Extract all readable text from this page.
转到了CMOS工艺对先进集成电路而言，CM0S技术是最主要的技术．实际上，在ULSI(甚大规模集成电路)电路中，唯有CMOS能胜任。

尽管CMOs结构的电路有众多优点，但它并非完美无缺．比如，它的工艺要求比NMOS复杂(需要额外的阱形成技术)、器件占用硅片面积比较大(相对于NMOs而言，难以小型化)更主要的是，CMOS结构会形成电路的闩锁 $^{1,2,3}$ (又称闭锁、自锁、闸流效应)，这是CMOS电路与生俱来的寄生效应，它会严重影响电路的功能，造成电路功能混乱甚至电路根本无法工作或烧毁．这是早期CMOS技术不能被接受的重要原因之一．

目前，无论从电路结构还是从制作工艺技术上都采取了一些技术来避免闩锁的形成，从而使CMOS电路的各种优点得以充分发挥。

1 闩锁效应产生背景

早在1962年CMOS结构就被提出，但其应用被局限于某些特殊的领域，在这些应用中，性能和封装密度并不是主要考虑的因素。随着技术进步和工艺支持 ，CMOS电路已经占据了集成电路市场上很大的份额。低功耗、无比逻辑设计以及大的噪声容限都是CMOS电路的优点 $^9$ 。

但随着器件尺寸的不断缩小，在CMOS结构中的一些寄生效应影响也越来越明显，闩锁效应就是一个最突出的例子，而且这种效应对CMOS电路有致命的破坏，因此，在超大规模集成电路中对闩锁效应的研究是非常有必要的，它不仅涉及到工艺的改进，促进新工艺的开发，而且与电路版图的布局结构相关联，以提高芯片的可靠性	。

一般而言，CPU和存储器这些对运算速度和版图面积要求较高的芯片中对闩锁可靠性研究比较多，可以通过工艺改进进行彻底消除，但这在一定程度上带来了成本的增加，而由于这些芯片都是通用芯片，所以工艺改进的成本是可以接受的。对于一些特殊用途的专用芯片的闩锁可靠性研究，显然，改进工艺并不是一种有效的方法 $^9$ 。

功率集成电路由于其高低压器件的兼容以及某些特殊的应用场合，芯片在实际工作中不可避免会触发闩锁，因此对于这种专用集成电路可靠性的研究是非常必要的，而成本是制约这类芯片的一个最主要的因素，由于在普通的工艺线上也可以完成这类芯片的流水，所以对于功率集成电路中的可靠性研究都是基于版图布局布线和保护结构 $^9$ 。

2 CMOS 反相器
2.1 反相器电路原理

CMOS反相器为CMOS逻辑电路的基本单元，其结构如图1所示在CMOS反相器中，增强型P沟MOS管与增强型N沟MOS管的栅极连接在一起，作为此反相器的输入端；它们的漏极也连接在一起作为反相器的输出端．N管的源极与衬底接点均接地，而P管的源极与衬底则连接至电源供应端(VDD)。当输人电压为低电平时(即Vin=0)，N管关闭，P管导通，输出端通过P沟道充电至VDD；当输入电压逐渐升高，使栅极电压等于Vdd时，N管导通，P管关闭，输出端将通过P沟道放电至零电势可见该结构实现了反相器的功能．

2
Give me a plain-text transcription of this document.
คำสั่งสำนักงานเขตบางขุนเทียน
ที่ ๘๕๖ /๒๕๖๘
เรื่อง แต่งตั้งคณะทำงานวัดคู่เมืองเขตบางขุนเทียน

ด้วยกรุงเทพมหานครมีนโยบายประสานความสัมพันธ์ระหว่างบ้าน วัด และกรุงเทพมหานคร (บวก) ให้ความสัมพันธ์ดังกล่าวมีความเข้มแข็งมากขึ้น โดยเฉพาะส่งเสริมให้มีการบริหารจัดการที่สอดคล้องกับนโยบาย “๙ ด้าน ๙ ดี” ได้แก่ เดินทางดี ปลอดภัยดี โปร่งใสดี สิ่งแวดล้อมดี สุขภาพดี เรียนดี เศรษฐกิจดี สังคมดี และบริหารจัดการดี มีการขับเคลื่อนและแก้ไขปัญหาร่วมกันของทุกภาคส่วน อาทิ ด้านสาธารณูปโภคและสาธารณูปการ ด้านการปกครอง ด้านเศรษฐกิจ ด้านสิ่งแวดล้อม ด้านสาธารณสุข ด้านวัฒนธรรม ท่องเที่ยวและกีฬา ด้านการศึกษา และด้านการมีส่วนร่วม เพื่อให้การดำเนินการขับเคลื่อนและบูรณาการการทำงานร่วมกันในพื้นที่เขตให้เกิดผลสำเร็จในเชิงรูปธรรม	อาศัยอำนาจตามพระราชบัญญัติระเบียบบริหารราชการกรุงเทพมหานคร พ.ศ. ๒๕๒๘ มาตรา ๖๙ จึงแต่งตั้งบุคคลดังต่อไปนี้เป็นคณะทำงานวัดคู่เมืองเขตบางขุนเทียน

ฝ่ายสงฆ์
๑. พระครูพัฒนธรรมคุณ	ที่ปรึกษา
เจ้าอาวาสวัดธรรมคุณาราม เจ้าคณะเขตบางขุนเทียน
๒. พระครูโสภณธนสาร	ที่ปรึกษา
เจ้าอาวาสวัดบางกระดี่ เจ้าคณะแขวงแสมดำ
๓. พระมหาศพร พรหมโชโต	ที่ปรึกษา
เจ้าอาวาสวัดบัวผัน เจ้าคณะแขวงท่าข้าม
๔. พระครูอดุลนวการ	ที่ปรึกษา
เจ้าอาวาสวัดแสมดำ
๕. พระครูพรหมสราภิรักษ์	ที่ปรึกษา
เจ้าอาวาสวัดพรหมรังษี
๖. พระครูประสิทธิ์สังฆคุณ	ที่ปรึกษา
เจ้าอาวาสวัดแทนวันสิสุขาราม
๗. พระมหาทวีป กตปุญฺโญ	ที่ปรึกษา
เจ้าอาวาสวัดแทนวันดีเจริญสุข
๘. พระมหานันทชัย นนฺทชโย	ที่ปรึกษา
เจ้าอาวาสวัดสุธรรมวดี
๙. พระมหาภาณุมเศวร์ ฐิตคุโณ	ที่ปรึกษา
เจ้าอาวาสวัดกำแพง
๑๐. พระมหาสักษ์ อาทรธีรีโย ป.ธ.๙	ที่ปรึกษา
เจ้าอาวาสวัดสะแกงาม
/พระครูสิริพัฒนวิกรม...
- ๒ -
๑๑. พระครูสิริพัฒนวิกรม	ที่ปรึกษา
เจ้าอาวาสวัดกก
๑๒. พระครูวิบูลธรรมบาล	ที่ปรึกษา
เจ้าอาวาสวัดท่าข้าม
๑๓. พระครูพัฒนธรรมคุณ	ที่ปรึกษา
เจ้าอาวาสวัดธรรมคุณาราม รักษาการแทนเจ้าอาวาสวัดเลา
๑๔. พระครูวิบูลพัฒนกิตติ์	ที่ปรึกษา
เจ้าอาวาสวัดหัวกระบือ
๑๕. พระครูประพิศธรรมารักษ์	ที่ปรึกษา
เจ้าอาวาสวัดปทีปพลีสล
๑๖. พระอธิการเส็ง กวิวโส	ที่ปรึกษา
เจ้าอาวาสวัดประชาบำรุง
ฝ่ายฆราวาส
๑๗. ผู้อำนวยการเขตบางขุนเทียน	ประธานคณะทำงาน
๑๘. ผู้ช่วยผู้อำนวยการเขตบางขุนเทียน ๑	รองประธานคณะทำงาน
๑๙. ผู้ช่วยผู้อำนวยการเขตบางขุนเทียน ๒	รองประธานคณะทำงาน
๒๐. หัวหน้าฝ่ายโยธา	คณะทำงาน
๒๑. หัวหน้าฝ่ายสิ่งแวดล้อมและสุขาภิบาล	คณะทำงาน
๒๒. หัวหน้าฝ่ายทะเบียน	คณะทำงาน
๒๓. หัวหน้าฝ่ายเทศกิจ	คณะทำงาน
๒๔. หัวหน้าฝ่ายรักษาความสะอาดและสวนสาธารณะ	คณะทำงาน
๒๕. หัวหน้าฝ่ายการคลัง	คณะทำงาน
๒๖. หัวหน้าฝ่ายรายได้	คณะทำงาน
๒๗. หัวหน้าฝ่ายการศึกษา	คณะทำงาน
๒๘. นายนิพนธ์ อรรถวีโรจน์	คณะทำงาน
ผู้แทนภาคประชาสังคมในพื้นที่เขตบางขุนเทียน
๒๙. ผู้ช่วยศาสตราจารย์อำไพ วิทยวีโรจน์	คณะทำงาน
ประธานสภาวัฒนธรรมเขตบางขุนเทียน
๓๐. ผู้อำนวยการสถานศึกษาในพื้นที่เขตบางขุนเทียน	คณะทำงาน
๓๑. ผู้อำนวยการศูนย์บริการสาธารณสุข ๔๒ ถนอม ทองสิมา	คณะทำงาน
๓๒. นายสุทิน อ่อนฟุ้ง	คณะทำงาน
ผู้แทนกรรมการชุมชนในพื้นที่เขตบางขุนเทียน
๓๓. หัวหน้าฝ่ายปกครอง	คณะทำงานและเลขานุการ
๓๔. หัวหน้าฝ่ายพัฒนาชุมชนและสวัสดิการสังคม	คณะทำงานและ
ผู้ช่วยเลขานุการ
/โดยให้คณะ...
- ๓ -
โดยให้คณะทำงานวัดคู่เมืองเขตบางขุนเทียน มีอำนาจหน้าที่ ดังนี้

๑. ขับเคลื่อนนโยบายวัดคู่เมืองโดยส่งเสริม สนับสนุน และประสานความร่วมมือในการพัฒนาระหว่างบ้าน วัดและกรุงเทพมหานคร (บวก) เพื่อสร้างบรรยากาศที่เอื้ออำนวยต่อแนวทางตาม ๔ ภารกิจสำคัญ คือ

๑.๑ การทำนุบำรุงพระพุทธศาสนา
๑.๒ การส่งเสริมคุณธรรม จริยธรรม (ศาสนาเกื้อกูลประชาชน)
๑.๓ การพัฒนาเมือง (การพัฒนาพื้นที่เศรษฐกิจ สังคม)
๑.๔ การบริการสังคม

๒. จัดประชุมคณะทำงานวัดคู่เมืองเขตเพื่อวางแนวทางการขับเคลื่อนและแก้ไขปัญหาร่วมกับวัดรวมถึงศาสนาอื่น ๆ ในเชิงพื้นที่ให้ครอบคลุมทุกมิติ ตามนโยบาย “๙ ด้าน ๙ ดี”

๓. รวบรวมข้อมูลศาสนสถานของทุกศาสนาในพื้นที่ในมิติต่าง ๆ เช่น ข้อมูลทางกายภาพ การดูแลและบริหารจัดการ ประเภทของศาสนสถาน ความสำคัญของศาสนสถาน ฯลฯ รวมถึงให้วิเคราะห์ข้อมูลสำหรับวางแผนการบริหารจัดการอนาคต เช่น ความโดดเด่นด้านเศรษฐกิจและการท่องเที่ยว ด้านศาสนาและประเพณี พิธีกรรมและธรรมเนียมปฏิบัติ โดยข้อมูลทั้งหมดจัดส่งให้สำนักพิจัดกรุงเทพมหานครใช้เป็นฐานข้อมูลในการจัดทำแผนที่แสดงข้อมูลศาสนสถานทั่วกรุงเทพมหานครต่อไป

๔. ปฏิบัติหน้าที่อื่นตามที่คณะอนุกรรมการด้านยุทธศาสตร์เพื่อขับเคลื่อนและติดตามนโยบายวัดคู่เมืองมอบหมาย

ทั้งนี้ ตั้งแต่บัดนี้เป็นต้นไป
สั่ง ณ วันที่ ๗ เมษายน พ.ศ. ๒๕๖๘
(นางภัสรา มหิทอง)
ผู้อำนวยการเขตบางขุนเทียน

- THE EXERCISE: Work out how many lines of the material above contain the word "องเท", then give only that figure.

- OUTPUT FOR THIS TASK: 2